-- begin RECORD SET --

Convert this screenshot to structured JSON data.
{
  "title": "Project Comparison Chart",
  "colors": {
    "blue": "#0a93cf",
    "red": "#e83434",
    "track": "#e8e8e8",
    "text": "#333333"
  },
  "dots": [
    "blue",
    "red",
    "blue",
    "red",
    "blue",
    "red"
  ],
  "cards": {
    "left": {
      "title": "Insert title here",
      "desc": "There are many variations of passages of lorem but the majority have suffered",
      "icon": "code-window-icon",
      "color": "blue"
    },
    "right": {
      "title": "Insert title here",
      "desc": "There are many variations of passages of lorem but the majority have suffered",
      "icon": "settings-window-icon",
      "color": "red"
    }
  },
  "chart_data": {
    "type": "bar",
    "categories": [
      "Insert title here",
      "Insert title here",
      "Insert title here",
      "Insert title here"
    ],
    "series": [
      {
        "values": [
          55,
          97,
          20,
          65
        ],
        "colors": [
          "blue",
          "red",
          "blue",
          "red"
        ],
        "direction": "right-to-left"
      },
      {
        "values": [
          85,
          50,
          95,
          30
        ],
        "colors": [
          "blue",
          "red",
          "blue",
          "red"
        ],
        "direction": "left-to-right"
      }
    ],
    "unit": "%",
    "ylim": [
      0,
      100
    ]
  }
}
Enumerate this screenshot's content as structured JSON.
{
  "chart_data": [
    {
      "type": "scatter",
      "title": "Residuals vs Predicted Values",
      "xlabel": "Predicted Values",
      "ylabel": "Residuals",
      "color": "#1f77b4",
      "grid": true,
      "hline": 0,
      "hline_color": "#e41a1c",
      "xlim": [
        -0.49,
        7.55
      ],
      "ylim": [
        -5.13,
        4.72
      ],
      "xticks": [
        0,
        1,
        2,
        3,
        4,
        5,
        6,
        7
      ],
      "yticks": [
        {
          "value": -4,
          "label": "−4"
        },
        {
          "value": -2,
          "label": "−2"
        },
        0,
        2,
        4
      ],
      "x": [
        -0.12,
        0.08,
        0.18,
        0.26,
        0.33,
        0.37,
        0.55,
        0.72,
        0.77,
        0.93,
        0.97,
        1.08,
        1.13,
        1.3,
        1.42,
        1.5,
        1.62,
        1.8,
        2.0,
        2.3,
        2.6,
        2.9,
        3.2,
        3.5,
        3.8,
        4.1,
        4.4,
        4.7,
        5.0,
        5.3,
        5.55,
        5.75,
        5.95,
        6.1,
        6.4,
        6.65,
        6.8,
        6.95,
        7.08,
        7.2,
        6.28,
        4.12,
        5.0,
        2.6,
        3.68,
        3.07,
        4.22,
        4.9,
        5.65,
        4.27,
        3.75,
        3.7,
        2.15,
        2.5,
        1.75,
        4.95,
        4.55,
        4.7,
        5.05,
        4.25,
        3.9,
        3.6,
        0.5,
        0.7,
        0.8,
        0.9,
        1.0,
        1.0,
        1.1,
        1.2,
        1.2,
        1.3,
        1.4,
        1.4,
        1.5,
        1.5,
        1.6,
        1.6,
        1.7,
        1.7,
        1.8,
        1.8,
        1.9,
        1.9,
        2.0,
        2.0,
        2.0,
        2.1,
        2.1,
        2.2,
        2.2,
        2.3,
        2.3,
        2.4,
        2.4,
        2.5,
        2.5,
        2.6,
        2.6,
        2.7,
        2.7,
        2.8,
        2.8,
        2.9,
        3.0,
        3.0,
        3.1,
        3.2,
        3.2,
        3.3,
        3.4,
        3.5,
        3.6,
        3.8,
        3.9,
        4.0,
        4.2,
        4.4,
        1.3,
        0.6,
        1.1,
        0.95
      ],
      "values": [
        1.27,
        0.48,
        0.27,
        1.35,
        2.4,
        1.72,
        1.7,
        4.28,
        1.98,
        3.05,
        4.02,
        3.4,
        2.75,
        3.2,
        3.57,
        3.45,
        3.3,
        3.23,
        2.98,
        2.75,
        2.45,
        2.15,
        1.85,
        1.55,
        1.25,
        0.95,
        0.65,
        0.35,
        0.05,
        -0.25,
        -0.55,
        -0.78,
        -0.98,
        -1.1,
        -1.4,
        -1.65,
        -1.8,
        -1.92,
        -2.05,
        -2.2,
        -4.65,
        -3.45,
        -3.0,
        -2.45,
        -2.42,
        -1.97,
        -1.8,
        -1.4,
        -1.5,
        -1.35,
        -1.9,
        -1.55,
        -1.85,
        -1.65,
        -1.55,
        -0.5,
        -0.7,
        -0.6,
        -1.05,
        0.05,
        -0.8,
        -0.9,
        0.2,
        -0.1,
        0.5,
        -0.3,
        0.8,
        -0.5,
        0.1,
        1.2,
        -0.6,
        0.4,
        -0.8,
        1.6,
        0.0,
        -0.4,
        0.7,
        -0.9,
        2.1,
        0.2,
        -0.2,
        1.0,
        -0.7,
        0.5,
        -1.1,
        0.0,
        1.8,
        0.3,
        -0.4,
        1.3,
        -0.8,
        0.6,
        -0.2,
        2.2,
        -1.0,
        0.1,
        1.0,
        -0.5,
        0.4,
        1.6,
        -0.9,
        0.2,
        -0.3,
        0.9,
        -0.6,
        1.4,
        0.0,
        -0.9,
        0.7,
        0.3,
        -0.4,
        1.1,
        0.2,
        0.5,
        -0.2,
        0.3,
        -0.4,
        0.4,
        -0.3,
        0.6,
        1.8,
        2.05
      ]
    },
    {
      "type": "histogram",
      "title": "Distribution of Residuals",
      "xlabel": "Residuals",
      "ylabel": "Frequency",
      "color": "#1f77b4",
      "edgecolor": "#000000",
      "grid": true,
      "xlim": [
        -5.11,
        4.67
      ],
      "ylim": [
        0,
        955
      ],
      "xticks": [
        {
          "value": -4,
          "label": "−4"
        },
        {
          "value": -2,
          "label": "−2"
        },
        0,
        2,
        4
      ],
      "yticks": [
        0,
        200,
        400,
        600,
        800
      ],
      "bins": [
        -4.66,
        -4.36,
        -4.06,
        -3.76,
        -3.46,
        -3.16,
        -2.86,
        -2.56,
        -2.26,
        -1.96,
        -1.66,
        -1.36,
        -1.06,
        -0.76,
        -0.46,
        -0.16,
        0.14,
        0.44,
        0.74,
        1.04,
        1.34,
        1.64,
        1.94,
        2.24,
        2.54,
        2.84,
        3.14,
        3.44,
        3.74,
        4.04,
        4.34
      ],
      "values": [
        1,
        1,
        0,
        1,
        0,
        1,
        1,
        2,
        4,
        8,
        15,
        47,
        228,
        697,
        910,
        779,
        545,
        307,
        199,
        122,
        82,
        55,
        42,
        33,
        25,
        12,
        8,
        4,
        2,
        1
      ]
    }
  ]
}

-- end RECORD SET --

## WHAT THE TASK REQUIRES
Using the listing above, please repeat every entry exactly.

## CORRECT OUTPUT
Convert this screenshot to structured JSON data.
{
  "title": "Project Comparison Chart",
  "colors": {
    "blue": "#0a93cf",
    "red": "#e83434",
    "track": "#e8e8e8",
    "text": "#333333"
  },
  "dots": [
    "blue",
    "red",
    "blue",
    "red",
    "blue",
    "red"
  ],
  "cards": {
    "left": {
      "title": "Insert title here",
      "desc": "There are many variations of passages of lorem but the majority have suffered",
      "icon": "code-window-icon",
      "color": "blue"
    },
    "right": {
      "title": "Insert title here",
      "desc": "There are many variations of passages of lorem but the majority have suffered",
      "icon": "settings-window-icon",
      "color": "red"
    }
  },
  "chart_data": {
    "type": "bar",
    "categories": [
      "Insert title here",
      "Insert title here",
      "Insert title here",
      "Insert title here"
    ],
    "series": [
      {
        "values": [
          55,
          97,
          20,
          65
        ],
        "colors": [
          "blue",
          "red",
          "blue",
          "red"
        ],
        "direction": "right-to-left"
      },
      {
        "values": [
          85,
          50,
          95,
          30
        ],
        "colors": [
          "blue",
          "red",
          "blue",
          "red"
        ],
        "direction": "left-to-right"
      }
    ],
    "unit": "%",
    "ylim": [
      0,
      100
    ]
  }
}
Enumerate this screenshot's content as structured JSON.
{
  "chart_data": [
    {
      "type": "scatter",
      "title": "Residuals vs Predicted Values",
      "xlabel": "Predicted Values",
      "ylabel": "Residuals",
      "color": "#1f77b4",
      "grid": true,
      "hline": 0,
      "hline_color": "#e41a1c",
      "xlim": [
        -0.49,
        7.55
      ],
      "ylim": [
        -5.13,
        4.72
      ],
      "xticks": [
        0,
        1,
        2,
        3,
        4,
        5,
        6,
        7
      ],
      "yticks": [
        {
          "value": -4,
          "label": "−4"
        },
        {
          "value": -2,
          "label": "−2"
        },
        0,
        2,
        4
      ],
      "x": [
        -0.12,
        0.08,
        0.18,
        0.26,
        0.33,
        0.37,
        0.55,
        0.72,
        0.77,
        0.93,
        0.97,
        1.08,
        1.13,
        1.3,
        1.42,
        1.5,
        1.62,
        1.8,
        2.0,
        2.3,
        2.6,
        2.9,
        3.2,
        3.5,
        3.8,
        4.1,
        4.4,
        4.7,
        5.0,
        5.3,
        5.55,
        5.75,
        5.95,
        6.1,
        6.4,
        6.65,
        6.8,
        6.95,
        7.08,
        7.2,
        6.28,
        4.12,
        5.0,
        2.6,
        3.68,
        3.07,
        4.22,
        4.9,
        5.65,
        4.27,
        3.75,
        3.7,
        2.15,
        2.5,
        1.75,
        4.95,
        4.55,
        4.7,
        5.05,
        4.25,
        3.9,
        3.6,
        0.5,
        0.7,
        0.8,
        0.9,
        1.0,
        1.0,
        1.1,
        1.2,
        1.2,
        1.3,
        1.4,
        1.4,
        1.5,
        1.5,
        1.6,
        1.6,
        1.7,
        1.7,
        1.8,
        1.8,
        1.9,
        1.9,
        2.0,
        2.0,
        2.0,
        2.1,
        2.1,
        2.2,
        2.2,
        2.3,
        2.3,
        2.4,
        2.4,
        2.5,
        2.5,
        2.6,
        2.6,
        2.7,
        2.7,
        2.8,
        2.8,
        2.9,
        3.0,
        3.0,
        3.1,
        3.2,
        3.2,
        3.3,
        3.4,
        3.5,
        3.6,
        3.8,
        3.9,
        4.0,
        4.2,
        4.4,
        1.3,
        0.6,
        1.1,
        0.95
      ],
      "values": [
        1.27,
        0.48,
        0.27,
        1.35,
        2.4,
        1.72,
        1.7,
        4.28,
        1.98,
        3.05,
        4.02,
        3.4,
        2.75,
        3.2,
        3.57,
        3.45,
        3.3,
        3.23,
        2.98,
        2.75,
        2.45,
        2.15,
        1.85,
        1.55,
        1.25,
        0.95,
        0.65,
        0.35,
        0.05,
        -0.25,
        -0.55,
        -0.78,
        -0.98,
        -1.1,
        -1.4,
        -1.65,
        -1.8,
        -1.92,
        -2.05,
        -2.2,
        -4.65,
        -3.45,
        -3.0,
        -2.45,
        -2.42,
        -1.97,
        -1.8,
        -1.4,
        -1.5,
        -1.35,
        -1.9,
        -1.55,
        -1.85,
        -1.65,
        -1.55,
        -0.5,
        -0.7,
        -0.6,
        -1.05,
        0.05,
        -0.8,
        -0.9,
        0.2,
        -0.1,
        0.5,
        -0.3,
        0.8,
        -0.5,
        0.1,
        1.2,
        -0.6,
        0.4,
        -0.8,
        1.6,
        0.0,
        -0.4,
        0.7,
        -0.9,
        2.1,
        0.2,
        -0.2,
        1.0,
        -0.7,
        0.5,
        -1.1,
        0.0,
        1.8,
        0.3,
        -0.4,
        1.3,
        -0.8,
        0.6,
        -0.2,
        2.2,
        -1.0,
        0.1,
        1.0,
        -0.5,
        0.4,
        1.6,
        -0.9,
        0.2,
        -0.3,
        0.9,
        -0.6,
        1.4,
        0.0,
        -0.9,
        0.7,
        0.3,
        -0.4,
        1.1,
        0.2,
        0.5,
        -0.2,
        0.3,
        -0.4,
        0.4,
        -0.3,
        0.6,
        1.8,
        2.05
      ]
    },
    {
      "type": "histogram",
      "title": "Distribution of Residuals",
      "xlabel": "Residuals",
      "ylabel": "Frequency",
      "color": "#1f77b4",
      "edgecolor": "#000000",
      "grid": true,
      "xlim": [
        -5.11,
        4.67
      ],
      "ylim": [
        0,
        955
      ],
      "xticks": [
        {
          "value": -4,
          "label": "−4"
        },
        {
          "value": -2,
          "label": "−2"
        },
        0,
        2,
        4
      ],
      "yticks": [
        0,
        200,
        400,
        600,
        800
      ],
      "bins": [
        -4.66,
        -4.36,
        -4.06,
        -3.76,
        -3.46,
        -3.16,
        -2.86,
        -2.56,
        -2.26,
        -1.96,
        -1.66,
        -1.36,
        -1.06,
        -0.76,
        -0.46,
        -0.16,
        0.14,
        0.44,
        0.74,
        1.04,
        1.34,
        1.64,
        1.94,
        2.24,
        2.54,
        2.84,
        3.14,
        3.44,
        3.74,
        4.04,
        4.34
      ],
      "values": [
        1,
        1,
        0,
        1,
        0,
        1,
        1,
        2,
        4,
        8,
        15,
        47,
        228,
        697,
        910,
        779,
        545,
        307,
        199,
        122,
        82,
        55,
        42,
        33,
        25,
        12,
        8,
        4,
        2,
        1
      ]
    }
  ]
}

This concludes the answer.